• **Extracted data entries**

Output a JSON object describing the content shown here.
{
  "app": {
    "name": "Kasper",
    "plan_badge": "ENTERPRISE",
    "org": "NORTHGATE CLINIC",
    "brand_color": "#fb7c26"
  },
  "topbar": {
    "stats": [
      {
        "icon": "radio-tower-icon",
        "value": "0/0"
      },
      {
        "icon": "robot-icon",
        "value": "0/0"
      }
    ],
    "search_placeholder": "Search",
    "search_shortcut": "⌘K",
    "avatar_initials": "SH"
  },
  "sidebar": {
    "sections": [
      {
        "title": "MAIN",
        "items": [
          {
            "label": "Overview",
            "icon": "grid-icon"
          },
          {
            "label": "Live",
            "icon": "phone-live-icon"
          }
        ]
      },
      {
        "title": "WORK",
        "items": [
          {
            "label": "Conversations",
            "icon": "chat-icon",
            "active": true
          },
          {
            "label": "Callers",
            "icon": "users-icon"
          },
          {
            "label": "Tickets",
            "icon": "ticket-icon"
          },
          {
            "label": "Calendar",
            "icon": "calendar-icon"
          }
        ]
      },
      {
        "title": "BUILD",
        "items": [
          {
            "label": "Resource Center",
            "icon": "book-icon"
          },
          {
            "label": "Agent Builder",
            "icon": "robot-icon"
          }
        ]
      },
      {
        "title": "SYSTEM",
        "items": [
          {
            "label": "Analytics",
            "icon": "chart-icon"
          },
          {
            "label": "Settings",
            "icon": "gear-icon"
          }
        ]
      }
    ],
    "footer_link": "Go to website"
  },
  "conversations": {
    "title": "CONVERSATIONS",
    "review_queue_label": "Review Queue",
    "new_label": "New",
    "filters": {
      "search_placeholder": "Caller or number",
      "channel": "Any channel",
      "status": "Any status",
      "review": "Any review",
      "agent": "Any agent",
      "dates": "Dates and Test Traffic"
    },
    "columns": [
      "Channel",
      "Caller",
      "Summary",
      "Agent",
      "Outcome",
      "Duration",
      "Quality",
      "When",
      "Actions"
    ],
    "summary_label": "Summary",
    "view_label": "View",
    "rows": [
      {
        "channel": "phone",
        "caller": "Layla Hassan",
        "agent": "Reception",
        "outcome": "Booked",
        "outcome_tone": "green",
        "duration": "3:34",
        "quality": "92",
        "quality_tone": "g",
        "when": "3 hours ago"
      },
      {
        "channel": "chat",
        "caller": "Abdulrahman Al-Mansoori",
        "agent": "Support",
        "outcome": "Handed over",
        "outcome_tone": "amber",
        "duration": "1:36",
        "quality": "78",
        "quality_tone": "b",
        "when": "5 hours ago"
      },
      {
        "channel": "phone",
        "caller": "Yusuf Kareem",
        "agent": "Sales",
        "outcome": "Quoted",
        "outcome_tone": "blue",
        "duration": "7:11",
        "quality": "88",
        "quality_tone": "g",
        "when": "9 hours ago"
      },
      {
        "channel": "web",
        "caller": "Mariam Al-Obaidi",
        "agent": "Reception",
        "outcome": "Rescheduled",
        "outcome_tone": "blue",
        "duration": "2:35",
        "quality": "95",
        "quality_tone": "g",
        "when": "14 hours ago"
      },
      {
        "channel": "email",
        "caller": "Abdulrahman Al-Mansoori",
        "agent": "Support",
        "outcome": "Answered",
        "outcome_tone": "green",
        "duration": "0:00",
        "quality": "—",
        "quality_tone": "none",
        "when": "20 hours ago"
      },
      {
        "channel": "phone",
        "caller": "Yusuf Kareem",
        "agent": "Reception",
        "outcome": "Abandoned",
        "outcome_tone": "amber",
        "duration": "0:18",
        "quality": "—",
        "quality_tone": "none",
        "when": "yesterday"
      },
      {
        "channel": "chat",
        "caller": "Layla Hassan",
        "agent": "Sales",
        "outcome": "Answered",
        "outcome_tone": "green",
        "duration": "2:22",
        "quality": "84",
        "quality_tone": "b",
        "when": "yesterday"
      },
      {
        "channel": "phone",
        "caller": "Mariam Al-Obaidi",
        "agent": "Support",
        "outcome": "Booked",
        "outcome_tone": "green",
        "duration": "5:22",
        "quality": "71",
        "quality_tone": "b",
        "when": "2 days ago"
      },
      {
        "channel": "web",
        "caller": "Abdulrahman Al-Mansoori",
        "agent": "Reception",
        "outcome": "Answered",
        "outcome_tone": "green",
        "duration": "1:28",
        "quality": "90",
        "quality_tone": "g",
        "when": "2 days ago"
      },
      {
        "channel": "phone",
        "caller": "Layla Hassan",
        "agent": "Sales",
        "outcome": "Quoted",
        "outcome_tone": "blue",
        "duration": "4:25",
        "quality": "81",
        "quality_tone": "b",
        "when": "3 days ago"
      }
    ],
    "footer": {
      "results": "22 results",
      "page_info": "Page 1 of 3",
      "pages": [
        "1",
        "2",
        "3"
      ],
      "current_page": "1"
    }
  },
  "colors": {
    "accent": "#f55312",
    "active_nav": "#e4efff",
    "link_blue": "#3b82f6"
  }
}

• **What is asked**
Repeat every entry exactly as written above.

• **Response**
Output a JSON object describing the content shown here.
{
  "app": {
    "name": "Kasper",
    "plan_badge": "ENTERPRISE",
    "org": "NORTHGATE CLINIC",
    "brand_color": "#fb7c26"
  },
  "topbar": {
    "stats": [
      {
        "icon": "radio-tower-icon",
        "value": "0/0"
      },
      {
        "icon": "robot-icon",
        "value": "0/0"
      }
    ],
    "search_placeholder": "Search",
    "search_shortcut": "⌘K",
    "avatar_initials": "SH"
  },
  "sidebar": {
    "sections": [
      {
        "title": "MAIN",
        "items": [
          {
            "label": "Overview",
            "icon": "grid-icon"
          },
          {
            "label": "Live",
            "icon": "phone-live-icon"
          }
        ]
      },
      {
        "title": "WORK",
        "items": [
          {
            "label": "Conversations",
            "icon": "chat-icon",
            "active": true
          },
          {
            "label": "Callers",
            "icon": "users-icon"
          },
          {
            "label": "Tickets",
            "icon": "ticket-icon"
          },
          {
            "label": "Calendar",
            "icon": "calendar-icon"
          }
        ]
      },
      {
        "title": "BUILD",
        "items": [
          {
            "label": "Resource Center",
            "icon": "book-icon"
          },
          {
            "label": "Agent Builder",
            "icon": "robot-icon"
          }
        ]
      },
      {
        "title": "SYSTEM",
        "items": [
          {
            "label": "Analytics",
            "icon": "chart-icon"
          },
          {
            "label": "Settings",
            "icon": "gear-icon"
          }
        ]
      }
    ],
    "footer_link": "Go to website"
  },
  "conversations": {
    "title": "CONVERSATIONS",
    "review_queue_label": "Review Queue",
    "new_label": "New",
    "filters": {
      "search_placeholder": "Caller or number",
      "channel": "Any channel",
      "status": "Any status",
      "review": "Any review",
      "agent": "Any agent",
      "dates": "Dates and Test Traffic"
    },
    "columns": [
      "Channel",
      "Caller",
      "Summary",
      "Agent",
      "Outcome",
      "Duration",
      "Quality",
      "When",
      "Actions"
    ],
    "summary_label": "Summary",
    "view_label": "View",
    "rows": [
      {
        "channel": "phone",
        "caller": "Layla Hassan",
        "agent": "Reception",
        "outcome": "Booked",
        "outcome_tone": "green",
        "duration": "3:34",
        "quality": "92",
        "quality_tone": "g",
        "when": "3 hours ago"
      },
      {
        "channel": "chat",
        "caller": "Abdulrahman Al-Mansoori",
        "agent": "Support",
        "outcome": "Handed over",
        "outcome_tone": "amber",
        "duration": "1:36",
        "quality": "78",
        "quality_tone": "b",
        "when": "5 hours ago"
      },
      {
        "channel": "phone",
        "caller": "Yusuf Kareem",
        "agent": "Sales",
        "outcome": "Quoted",
        "outcome_tone": "blue",
        "duration": "7:11",
        "quality": "88",
        "quality_tone": "g",
        "when": "9 hours ago"
      },
      {
        "channel": "web",
        "caller": "Mariam Al-Obaidi",
        "agent": "Reception",
        "outcome": "Rescheduled",
        "outcome_tone": "blue",
        "duration": "2:35",
        "quality": "95",
        "quality_tone": "g",
        "when": "14 hours ago"
      },
      {
        "channel": "email",
        "caller": "Abdulrahman Al-Mansoori",
        "agent": "Support",
        "outcome": "Answered",
        "outcome_tone": "green",
        "duration": "0:00",
        "quality": "—",
        "quality_tone": "none",
        "when": "20 hours ago"
      },
      {
        "channel": "phone",
        "caller": "Yusuf Kareem",
        "agent": "Reception",
        "outcome": "Abandoned",
        "outcome_tone": "amber",
        "duration": "0:18",
        "quality": "—",
        "quality_tone": "none",
        "when": "yesterday"
      },
      {
        "channel": "chat",
        "caller": "Layla Hassan",
        "agent": "Sales",
        "outcome": "Answered",
        "outcome_tone": "green",
        "duration": "2:22",
        "quality": "84",
        "quality_tone": "b",
        "when": "yesterday"
      },
      {
        "channel": "phone",
        "caller": "Mariam Al-Obaidi",
        "agent": "Support",
        "outcome": "Booked",
        "outcome_tone": "green",
        "duration": "5:22",
        "quality": "71",
        "quality_tone": "b",
        "when": "2 days ago"
      },
      {
        "channel": "web",
        "caller": "Abdulrahman Al-Mansoori",
        "agent": "Reception",
        "outcome": "Answered",
        "outcome_tone": "green",
        "duration": "1:28",
        "quality": "90",
        "quality_tone": "g",
        "when": "2 days ago"
      },
      {
        "channel": "phone",
        "caller": "Layla Hassan",
        "agent": "Sales",
        "outcome": "Quoted",
        "outcome_tone": "blue",
        "duration": "4:25",
        "quality": "81",
        "quality_tone": "b",
        "when": "3 days ago"
      }
    ],
    "footer": {
      "results": "22 results",
      "page_info": "Page 1 of 3",
      "pages": [
        "1",
        "2",
        "3"
      ],
      "current_page": "1"
    }
  },
  "colors": {
    "accent": "#f55312",
    "active_nav": "#e4efff",
    "link_blue": "#3b82f6"
  }
}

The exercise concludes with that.